- **Request**: Copy out all the entries exactly.

- **The records**:
● ● ● ●
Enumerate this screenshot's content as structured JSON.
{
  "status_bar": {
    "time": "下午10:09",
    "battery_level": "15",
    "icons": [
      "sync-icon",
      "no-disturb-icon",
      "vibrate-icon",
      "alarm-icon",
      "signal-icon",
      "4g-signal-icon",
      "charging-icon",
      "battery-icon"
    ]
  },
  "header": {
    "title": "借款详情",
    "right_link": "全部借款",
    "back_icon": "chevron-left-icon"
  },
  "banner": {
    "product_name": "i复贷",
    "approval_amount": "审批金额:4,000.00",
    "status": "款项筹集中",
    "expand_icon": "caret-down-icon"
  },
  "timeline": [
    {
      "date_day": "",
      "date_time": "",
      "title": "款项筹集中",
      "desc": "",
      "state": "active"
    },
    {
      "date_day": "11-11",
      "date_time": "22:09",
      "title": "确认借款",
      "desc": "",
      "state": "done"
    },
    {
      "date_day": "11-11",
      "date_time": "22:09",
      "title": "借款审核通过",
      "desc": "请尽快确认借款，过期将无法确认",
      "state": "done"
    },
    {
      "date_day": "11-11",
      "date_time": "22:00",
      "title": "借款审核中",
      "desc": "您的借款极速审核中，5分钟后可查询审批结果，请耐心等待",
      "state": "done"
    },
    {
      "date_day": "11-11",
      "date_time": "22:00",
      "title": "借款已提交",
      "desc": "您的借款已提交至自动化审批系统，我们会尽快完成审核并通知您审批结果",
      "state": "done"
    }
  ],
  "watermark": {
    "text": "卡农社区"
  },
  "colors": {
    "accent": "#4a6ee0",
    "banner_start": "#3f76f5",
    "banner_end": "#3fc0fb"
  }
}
● ● ● ●
- **Answer to this task**:
Enumerate this screenshot's content as structured JSON.
{
  "status_bar": {
    "time": "下午10:09",
    "battery_level": "15",
    "icons": [
      "sync-icon",
      "no-disturb-icon",
      "vibrate-icon",
      "alarm-icon",
      "signal-icon",
      "4g-signal-icon",
      "charging-icon",
      "battery-icon"
    ]
  },
  "header": {
    "title": "借款详情",
    "right_link": "全部借款",
    "back_icon": "chevron-left-icon"
  },
  "banner": {
    "product_name": "i复贷",
    "approval_amount": "审批金额:4,000.00",
    "status": "款项筹集中",
    "expand_icon": "caret-down-icon"
  },
  "timeline": [
    {
      "date_day": "",
      "date_time": "",
      "title": "款项筹集中",
      "desc": "",
      "state": "active"
    },
    {
      "date_day": "11-11",
      "date_time": "22:09",
      "title": "确认借款",
      "desc": "",
      "state": "done"
    },
    {
      "date_day": "11-11",
      "date_time": "22:09",
      "title": "借款审核通过",
      "desc": "请尽快确认借款，过期将无法确认",
      "state": "done"
    },
    {
      "date_day": "11-11",
      "date_time": "22:00",
      "title": "借款审核中",
      "desc": "您的借款极速审核中，5分钟后可查询审批结果，请耐心等待",
      "state": "done"
    },
    {
      "date_day": "11-11",
      "date_time": "22:00",
      "title": "借款已提交",
      "desc": "您的借款已提交至自动化审批系统，我们会尽快完成审核并通知您审批结果",
      "state": "done"
    }
  ],
  "watermark": {
    "text": "卡农社区"
  },
  "colors": {
    "accent": "#4a6ee0",
    "banner_start": "#3f76f5",
    "banner_end": "#3fc0fb"
  }
}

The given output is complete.